>>

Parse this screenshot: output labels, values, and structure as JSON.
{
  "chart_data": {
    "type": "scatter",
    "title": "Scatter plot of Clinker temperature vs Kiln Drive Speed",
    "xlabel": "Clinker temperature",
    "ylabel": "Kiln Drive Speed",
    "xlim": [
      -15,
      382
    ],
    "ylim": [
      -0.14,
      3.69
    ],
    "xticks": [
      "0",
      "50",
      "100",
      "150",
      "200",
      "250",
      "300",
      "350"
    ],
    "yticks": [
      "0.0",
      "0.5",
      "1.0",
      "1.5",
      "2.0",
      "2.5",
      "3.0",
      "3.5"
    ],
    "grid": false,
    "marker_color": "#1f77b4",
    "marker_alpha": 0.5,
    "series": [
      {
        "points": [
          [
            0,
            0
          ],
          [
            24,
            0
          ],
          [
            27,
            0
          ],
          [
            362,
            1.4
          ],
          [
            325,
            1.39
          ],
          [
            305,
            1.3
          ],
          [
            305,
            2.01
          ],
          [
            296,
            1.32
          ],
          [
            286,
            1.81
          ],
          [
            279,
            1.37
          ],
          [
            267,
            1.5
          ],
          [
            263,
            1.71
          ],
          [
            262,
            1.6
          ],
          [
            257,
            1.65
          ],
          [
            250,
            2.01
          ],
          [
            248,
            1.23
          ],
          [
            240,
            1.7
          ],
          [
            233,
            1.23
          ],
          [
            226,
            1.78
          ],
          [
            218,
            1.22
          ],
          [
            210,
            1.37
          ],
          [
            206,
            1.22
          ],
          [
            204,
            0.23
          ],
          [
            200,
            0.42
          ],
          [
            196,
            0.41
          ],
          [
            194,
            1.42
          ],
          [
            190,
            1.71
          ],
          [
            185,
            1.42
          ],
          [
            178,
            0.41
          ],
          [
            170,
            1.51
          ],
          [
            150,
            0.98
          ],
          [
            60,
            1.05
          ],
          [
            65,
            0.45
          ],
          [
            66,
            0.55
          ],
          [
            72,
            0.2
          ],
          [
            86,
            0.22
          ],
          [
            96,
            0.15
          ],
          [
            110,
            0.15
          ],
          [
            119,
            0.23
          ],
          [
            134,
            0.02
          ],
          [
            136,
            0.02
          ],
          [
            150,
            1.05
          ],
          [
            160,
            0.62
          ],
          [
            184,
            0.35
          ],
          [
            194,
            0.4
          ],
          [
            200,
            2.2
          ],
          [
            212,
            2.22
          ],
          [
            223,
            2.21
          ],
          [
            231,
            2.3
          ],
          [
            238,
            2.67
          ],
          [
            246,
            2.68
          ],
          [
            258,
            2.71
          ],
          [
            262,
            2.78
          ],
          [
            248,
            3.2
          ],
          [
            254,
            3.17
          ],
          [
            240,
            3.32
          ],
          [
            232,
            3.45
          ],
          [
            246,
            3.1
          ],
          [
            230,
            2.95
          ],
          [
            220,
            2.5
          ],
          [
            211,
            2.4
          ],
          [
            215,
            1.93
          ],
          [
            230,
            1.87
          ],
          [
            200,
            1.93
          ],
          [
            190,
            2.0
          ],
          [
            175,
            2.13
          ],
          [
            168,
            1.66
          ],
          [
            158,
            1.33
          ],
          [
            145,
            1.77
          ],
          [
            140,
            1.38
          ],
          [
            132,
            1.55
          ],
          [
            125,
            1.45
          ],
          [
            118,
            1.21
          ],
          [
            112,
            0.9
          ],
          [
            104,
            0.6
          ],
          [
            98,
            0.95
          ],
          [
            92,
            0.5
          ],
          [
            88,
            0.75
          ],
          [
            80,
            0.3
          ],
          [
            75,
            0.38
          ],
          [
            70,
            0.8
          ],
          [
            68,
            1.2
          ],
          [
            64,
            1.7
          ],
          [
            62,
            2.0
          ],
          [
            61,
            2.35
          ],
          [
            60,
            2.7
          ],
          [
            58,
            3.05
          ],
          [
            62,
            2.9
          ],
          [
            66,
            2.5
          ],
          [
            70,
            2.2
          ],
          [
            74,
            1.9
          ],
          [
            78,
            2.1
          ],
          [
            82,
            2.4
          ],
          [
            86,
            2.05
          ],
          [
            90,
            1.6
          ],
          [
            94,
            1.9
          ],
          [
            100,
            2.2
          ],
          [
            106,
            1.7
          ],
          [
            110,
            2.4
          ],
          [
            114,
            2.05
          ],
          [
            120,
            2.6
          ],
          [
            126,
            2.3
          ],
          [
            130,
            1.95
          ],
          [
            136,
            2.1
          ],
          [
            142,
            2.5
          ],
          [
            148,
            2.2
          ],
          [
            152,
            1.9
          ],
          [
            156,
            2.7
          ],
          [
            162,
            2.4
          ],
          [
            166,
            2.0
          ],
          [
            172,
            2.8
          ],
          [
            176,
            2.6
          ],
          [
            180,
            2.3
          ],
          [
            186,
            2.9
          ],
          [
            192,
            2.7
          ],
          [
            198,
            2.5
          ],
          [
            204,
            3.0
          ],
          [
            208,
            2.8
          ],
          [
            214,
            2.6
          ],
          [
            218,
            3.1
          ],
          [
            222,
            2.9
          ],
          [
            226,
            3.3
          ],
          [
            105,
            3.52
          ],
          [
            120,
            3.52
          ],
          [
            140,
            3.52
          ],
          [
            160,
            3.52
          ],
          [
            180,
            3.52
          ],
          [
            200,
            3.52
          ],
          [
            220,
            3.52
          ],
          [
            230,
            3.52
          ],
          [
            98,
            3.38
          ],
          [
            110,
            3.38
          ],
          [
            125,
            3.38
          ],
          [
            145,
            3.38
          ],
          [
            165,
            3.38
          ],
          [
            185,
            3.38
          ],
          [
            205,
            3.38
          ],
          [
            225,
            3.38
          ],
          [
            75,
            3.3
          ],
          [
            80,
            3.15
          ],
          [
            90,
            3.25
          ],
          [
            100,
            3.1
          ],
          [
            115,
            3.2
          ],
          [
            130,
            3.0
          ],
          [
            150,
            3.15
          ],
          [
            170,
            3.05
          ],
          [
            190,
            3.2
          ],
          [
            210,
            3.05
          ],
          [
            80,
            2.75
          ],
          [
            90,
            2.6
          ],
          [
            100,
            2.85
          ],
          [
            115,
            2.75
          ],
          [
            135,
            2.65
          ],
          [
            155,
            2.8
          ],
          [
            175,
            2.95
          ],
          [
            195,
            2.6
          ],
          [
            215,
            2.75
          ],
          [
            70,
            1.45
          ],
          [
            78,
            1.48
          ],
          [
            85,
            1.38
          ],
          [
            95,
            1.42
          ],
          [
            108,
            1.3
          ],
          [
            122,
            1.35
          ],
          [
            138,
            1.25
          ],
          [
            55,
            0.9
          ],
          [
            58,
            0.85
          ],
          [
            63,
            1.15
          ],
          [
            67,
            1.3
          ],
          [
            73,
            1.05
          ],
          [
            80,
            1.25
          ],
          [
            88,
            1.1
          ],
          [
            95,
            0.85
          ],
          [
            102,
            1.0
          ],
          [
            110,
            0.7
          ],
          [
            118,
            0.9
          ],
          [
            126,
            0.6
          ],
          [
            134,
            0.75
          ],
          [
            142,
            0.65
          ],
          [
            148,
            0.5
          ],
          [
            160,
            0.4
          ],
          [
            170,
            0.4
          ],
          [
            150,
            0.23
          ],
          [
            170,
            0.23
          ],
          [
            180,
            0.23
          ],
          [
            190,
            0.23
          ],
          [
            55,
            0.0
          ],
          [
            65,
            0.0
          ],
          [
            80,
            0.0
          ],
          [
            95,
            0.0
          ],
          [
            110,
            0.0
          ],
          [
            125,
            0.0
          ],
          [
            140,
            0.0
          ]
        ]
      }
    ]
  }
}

<<

WRITTEN PROBLEM:
Every record above should be output exactly.

EXERCISE RESULT:
Parse this screenshot: output labels, values, and structure as JSON.
{
  "chart_data": {
    "type": "scatter",
    "title": "Scatter plot of Clinker temperature vs Kiln Drive Speed",
    "xlabel": "Clinker temperature",
    "ylabel": "Kiln Drive Speed",
    "xlim": [
      -15,
      382
    ],
    "ylim": [
      -0.14,
      3.69
    ],
    "xticks": [
      "0",
      "50",
      "100",
      "150",
      "200",
      "250",
      "300",
      "350"
    ],
    "yticks": [
      "0.0",
      "0.5",
      "1.0",
      "1.5",
      "2.0",
      "2.5",
      "3.0",
      "3.5"
    ],
    "grid": false,
    "marker_color": "#1f77b4",
    "marker_alpha": 0.5,
    "series": [
      {
        "points": [
          [
            0,
            0
          ],
          [
            24,
            0
          ],
          [
            27,
            0
          ],
          [
            362,
            1.4
          ],
          [
            325,
            1.39
          ],
          [
            305,
            1.3
          ],
          [
            305,
            2.01
          ],
          [
            296,
            1.32
          ],
          [
            286,
            1.81
          ],
          [
            279,
            1.37
          ],
          [
            267,
            1.5
          ],
          [
            263,
            1.71
          ],
          [
            262,
            1.6
          ],
          [
            257,
            1.65
          ],
          [
            250,
            2.01
          ],
          [
            248,
            1.23
          ],
          [
            240,
            1.7
          ],
          [
            233,
            1.23
          ],
          [
            226,
            1.78
          ],
          [
            218,
            1.22
          ],
          [
            210,
            1.37
          ],
          [
            206,
            1.22
          ],
          [
            204,
            0.23
          ],
          [
            200,
            0.42
          ],
          [
            196,
            0.41
          ],
          [
            194,
            1.42
          ],
          [
            190,
            1.71
          ],
          [
            185,
            1.42
          ],
          [
            178,
            0.41
          ],
          [
            170,
            1.51
          ],
          [
            150,
            0.98
          ],
          [
            60,
            1.05
          ],
          [
            65,
            0.45
          ],
          [
            66,
            0.55
          ],
          [
            72,
            0.2
          ],
          [
            86,
            0.22
          ],
          [
            96,
            0.15
          ],
          [
            110,
            0.15
          ],
          [
            119,
            0.23
          ],
          [
            134,
            0.02
          ],
          [
            136,
            0.02
          ],
          [
            150,
            1.05
          ],
          [
            160,
            0.62
          ],
          [
            184,
            0.35
          ],
          [
            194,
            0.4
          ],
          [
            200,
            2.2
          ],
          [
            212,
            2.22
          ],
          [
            223,
            2.21
          ],
          [
            231,
            2.3
          ],
          [
            238,
            2.67
          ],
          [
            246,
            2.68
          ],
          [
            258,
            2.71
          ],
          [
            262,
            2.78
          ],
          [
            248,
            3.2
          ],
          [
            254,
            3.17
          ],
          [
            240,
            3.32
          ],
          [
            232,
            3.45
          ],
          [
            246,
            3.1
          ],
          [
            230,
            2.95
          ],
          [
            220,
            2.5
          ],
          [
            211,
            2.4
          ],
          [
            215,
            1.93
          ],
          [
            230,
            1.87
          ],
          [
            200,
            1.93
          ],
          [
            190,
            2.0
          ],
          [
            175,
            2.13
          ],
          [
            168,
            1.66
          ],
          [
            158,
            1.33
          ],
          [
            145,
            1.77
          ],
          [
            140,
            1.38
          ],
          [
            132,
            1.55
          ],
          [
            125,
            1.45
          ],
          [
            118,
            1.21
          ],
          [
            112,
            0.9
          ],
          [
            104,
            0.6
          ],
          [
            98,
            0.95
          ],
          [
            92,
            0.5
          ],
          [
            88,
            0.75
          ],
          [
            80,
            0.3
          ],
          [
            75,
            0.38
          ],
          [
            70,
            0.8
          ],
          [
            68,
            1.2
          ],
          [
            64,
            1.7
          ],
          [
            62,
            2.0
          ],
          [
            61,
            2.35
          ],
          [
            60,
            2.7
          ],
          [
            58,
            3.05
          ],
          [
            62,
            2.9
          ],
          [
            66,
            2.5
          ],
          [
            70,
            2.2
          ],
          [
            74,
            1.9
          ],
          [
            78,
            2.1
          ],
          [
            82,
            2.4
          ],
          [
            86,
            2.05
          ],
          [
            90,
            1.6
          ],
          [
            94,
            1.9
          ],
          [
            100,
            2.2
          ],
          [
            106,
            1.7
          ],
          [
            110,
            2.4
          ],
          [
            114,
            2.05
          ],
          [
            120,
            2.6
          ],
          [
            126,
            2.3
          ],
          [
            130,
            1.95
          ],
          [
            136,
            2.1
          ],
          [
            142,
            2.5
          ],
          [
            148,
            2.2
          ],
          [
            152,
            1.9
          ],
          [
            156,
            2.7
          ],
          [
            162,
            2.4
          ],
          [
            166,
            2.0
          ],
          [
            172,
            2.8
          ],
          [
            176,
            2.6
          ],
          [
            180,
            2.3
          ],
          [
            186,
            2.9
          ],
          [
            192,
            2.7
          ],
          [
            198,
            2.5
          ],
          [
            204,
            3.0
          ],
          [
            208,
            2.8
          ],
          [
            214,
            2.6
          ],
          [
            218,
            3.1
          ],
          [
            222,
            2.9
          ],
          [
            226,
            3.3
          ],
          [
            105,
            3.52
          ],
          [
            120,
            3.52
          ],
          [
            140,
            3.52
          ],
          [
            160,
            3.52
          ],
          [
            180,
            3.52
          ],
          [
            200,
            3.52
          ],
          [
            220,
            3.52
          ],
          [
            230,
            3.52
          ],
          [
            98,
            3.38
          ],
          [
            110,
            3.38
          ],
          [
            125,
            3.38
          ],
          [
            145,
            3.38
          ],
          [
            165,
            3.38
          ],
          [
            185,
            3.38
          ],
          [
            205,
            3.38
          ],
          [
            225,
            3.38
          ],
          [
            75,
            3.3
          ],
          [
            80,
            3.15
          ],
          [
            90,
            3.25
          ],
          [
            100,
            3.1
          ],
          [
            115,
            3.2
          ],
          [
            130,
            3.0
          ],
          [
            150,
            3.15
          ],
          [
            170,
            3.05
          ],
          [
            190,
            3.2
          ],
          [
            210,
            3.05
          ],
          [
            80,
            2.75
          ],
          [
            90,
            2.6
          ],
          [
            100,
            2.85
          ],
          [
            115,
            2.75
          ],
          [
            135,
            2.65
          ],
          [
            155,
            2.8
          ],
          [
            175,
            2.95
          ],
          [
            195,
            2.6
          ],
          [
            215,
            2.75
          ],
          [
            70,
            1.45
          ],
          [
            78,
            1.48
          ],
          [
            85,
            1.38
          ],
          [
            95,
            1.42
          ],
          [
            108,
            1.3
          ],
          [
            122,
            1.35
          ],
          [
            138,
            1.25
          ],
          [
            55,
            0.9
          ],
          [
            58,
            0.85
          ],
          [
            63,
            1.15
          ],
          [
            67,
            1.3
          ],
          [
            73,
            1.05
          ],
          [
            80,
            1.25
          ],
          [
            88,
            1.1
          ],
          [
            95,
            0.85
          ],
          [
            102,
            1.0
          ],
          [
            110,
            0.7
          ],
          [
            118,
            0.9
          ],
          [
            126,
            0.6
          ],
          [
            134,
            0.75
          ],
          [
            142,
            0.65
          ],
          [
            148,
            0.5
          ],
          [
            160,
            0.4
          ],
          [
            170,
            0.4
          ],
          [
            150,
            0.23
          ],
          [
            170,
            0.23
          ],
          [
            180,
            0.23
          ],
          [
            190,
            0.23
          ],
          [
            55,
            0.0
          ],
          [
            65,
            0.0
          ],
          [
            80,
            0.0
          ],
          [
            95,
            0.0
          ],
          [
            110,
            0.0
          ],
          [
            125,
            0.0
          ],
          [
            140,
            0.0
          ]
        ]
      }
    ]
  }
}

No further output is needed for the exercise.